Retype all material exactly. Pictures stay out of the copy.

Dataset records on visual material
(begin)

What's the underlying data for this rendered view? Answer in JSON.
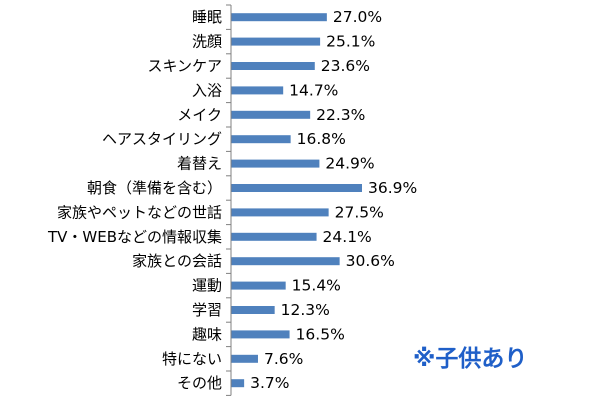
{
  "chart_data": {
    "type": "bar",
    "orientation": "horizontal",
    "categories": [
      "睡眠",
      "洗顔",
      "スキンケア",
      "入浴",
      "メイク",
      "ヘアスタイリング",
      "着替え",
      "朝食（準備を含む）",
      "家族やペットなどの世話",
      "TV・WEBなどの情報収集",
      "家族との会話",
      "運動",
      "学習",
      "趣味",
      "特にない",
      "その他"
    ],
    "values": [
      27.0,
      25.1,
      23.6,
      14.7,
      22.3,
      16.8,
      24.9,
      36.9,
      27.5,
      24.1,
      30.6,
      15.4,
      12.3,
      16.5,
      7.6,
      3.7
    ],
    "value_labels": [
      "27.0%",
      "25.1%",
      "23.6%",
      "14.7%",
      "22.3%",
      "16.8%",
      "24.9%",
      "36.9%",
      "27.5%",
      "24.1%",
      "30.6%",
      "15.4%",
      "12.3%",
      "16.5%",
      "7.6%",
      "3.7%"
    ],
    "title": "",
    "xlabel": "",
    "ylabel": "",
    "xlim": [
      0,
      40
    ],
    "grid": false,
    "bar_color": "#4f81bd",
    "axis_color": "#808080"
  },
  "annotation": {
    "text": "※子供あり",
    "color": "#1f5fc8"
  }
}
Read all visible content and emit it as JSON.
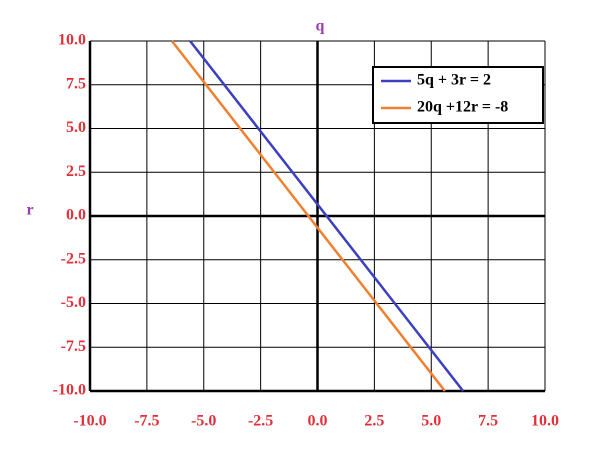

(end)

Task output >>
What's the underlying data for this rendered view? Answer in JSON.
{
  "chart_data": {
    "type": "bar",
    "orientation": "horizontal",
    "categories": [
      "睡眠",
      "洗顔",
      "スキンケア",
      "入浴",
      "メイク",
      "ヘアスタイリング",
      "着替え",
      "朝食（準備を含む）",
      "家族やペットなどの世話",
      "TV・WEBなどの情報収集",
      "家族との会話",
      "運動",
      "学習",
      "趣味",
      "特にない",
      "その他"
    ],
    "values": [
      27.0,
      25.1,
      23.6,
      14.7,
      22.3,
      16.8,
      24.9,
      36.9,
      27.5,
      24.1,
      30.6,
      15.4,
      12.3,
      16.5,
      7.6,
      3.7
    ],
    "value_labels": [
      "27.0%",
      "25.1%",
      "23.6%",
      "14.7%",
      "22.3%",
      "16.8%",
      "24.9%",
      "36.9%",
      "27.5%",
      "24.1%",
      "30.6%",
      "15.4%",
      "12.3%",
      "16.5%",
      "7.6%",
      "3.7%"
    ],
    "title": "",
    "xlabel": "",
    "ylabel": "",
    "xlim": [
      0,
      40
    ],
    "grid": false,
    "bar_color": "#4f81bd",
    "axis_color": "#808080"
  },
  "annotation": {
    "text": "※子供あり",
    "color": "#1f5fc8"
  }
}
Read all visible content and emit it as JSON.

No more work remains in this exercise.